### [WORK TO BE COMPLETED]
According to the guide on setting up picom with the Awesome window manager, what does the Rounded Corners setting do?

### [PROVIDED PASSAGE]
>> BEGIN

Those of you interested in ricing your window manager will no doubt have seen all the fancy looking desktop on r/unixporn which have a transparent/blurring effect behind app windows. This can really add a modern look to your desktop. This can be achieved by using a compositing manager. The Awesome window manager doesn’t have one built-in, so you’ll have to add one if you want window effects, like shadows, transparency and blurring. I’ve installed a fork of the “picom compositor” called “picom-jonaburg-git”.

Install picom

To install picom from the AUR, for use with the Awesome window manager on Manjaro, enter this in a terminal:

yay -S picom-tryone-git

The Picom Config

If you’ve used an older version of picom before, remove or rename the old ~/.config/picom.conf

Next, we need to make a new configuration file for picom-jonaburg-git to use.

Let’s create the picom config file and then edit it in nano,

cd ~/.config/
mkdir picom/
cd picom/ 
touch picom.conf 
nano picom.conf

Rather than spam this page with my full picom config file (it’s quite big), instead, I’ve added links to the default example picom.conf and my own custom edited one so you can copy and paste to your own ~/.config/picom/picom.conf

Features:

  • Window Transparency: I’ve enabled a slight window transparency for my most commonly used apps in my picom config. You can remove or add your own by tweaking the variables under the Transparency / Opacity Rule sections.
  • Window Blurring: I like to have a blur effect under my app windows which allows me to see my wallpaper. It doesn’t interfere with text visibility that much, since the wallpaper images will be slightly blurred, which allows the window you are working in to still be usable.
  • Window Animations: I’ve also enabled animated movement of windows. You can tweak this under the Animations section.
  • Rounded Corners: This setting makes window borders have a slight rounded curve, rather than the normal square shape.

Using Picom

In order to use picom, you must first run it when your window manager starts. Since we already have a autostart.sh which we created in the previous guide, we can use this to run picom when AwesomeWM starts.

Edit your ~/.scripts/awesome_autostart.sh and add the following line.

# ~/.scripts/awesome_autostart.sh
# Start picom when AwesomeWM starts

run picom --experimental-backend &

Fix Screen Tearing On NVIDIA

If you notice any screen tearing while playing videos and gaming using an NVIDIA gfx card - I managed to find a fix for this, and I have detailed the process in this guide.


Fix Blurred Screenshots

One thing to note, is that if you use the “picom-tryone-git” compositor to add blurring to your windows - you need to exclude slop in the blur-background-exlude = [] section in your ~/.config/picom/picom.conf file, otherwise dragging a section of your screen and taking a snapshot may include the blurring effect in the output image.

>> END

### [DATASET RECORDS]
>> BEGIN

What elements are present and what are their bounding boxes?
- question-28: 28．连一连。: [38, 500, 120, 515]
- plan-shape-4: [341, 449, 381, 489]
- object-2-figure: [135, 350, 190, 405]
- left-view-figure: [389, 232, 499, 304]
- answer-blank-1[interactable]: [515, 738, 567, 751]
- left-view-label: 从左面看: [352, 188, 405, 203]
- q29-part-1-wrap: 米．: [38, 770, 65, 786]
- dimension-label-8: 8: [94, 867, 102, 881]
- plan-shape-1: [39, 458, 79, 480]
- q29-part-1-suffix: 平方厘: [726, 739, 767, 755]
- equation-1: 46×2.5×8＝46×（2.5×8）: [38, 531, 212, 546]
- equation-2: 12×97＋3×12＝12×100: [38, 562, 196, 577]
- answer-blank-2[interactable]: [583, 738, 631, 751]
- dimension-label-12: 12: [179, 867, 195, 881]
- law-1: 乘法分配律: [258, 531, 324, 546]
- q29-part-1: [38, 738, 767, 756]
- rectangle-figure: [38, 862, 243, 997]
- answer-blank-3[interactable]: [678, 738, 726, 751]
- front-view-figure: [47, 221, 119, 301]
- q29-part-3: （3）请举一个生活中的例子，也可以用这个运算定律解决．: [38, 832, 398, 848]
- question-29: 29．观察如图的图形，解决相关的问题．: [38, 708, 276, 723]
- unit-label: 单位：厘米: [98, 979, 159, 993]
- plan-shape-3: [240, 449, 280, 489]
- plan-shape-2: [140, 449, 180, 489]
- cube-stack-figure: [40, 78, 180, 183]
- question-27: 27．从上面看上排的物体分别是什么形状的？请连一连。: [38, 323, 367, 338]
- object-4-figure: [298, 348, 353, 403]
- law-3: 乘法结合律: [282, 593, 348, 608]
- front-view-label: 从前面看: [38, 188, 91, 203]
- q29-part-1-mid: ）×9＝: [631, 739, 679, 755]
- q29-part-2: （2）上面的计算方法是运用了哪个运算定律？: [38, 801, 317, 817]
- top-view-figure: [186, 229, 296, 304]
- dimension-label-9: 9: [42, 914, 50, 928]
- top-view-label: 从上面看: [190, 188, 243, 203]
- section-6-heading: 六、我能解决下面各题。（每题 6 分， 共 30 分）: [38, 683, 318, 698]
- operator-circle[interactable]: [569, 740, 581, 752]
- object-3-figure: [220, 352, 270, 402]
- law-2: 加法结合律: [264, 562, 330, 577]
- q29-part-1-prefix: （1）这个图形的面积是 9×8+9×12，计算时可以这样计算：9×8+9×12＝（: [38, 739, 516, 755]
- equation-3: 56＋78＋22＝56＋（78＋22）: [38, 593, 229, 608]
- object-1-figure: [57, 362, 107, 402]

>> END

### [WRITTEN SOLUTION]
It gives window borders a slight rounded curve instead of the normal square shape.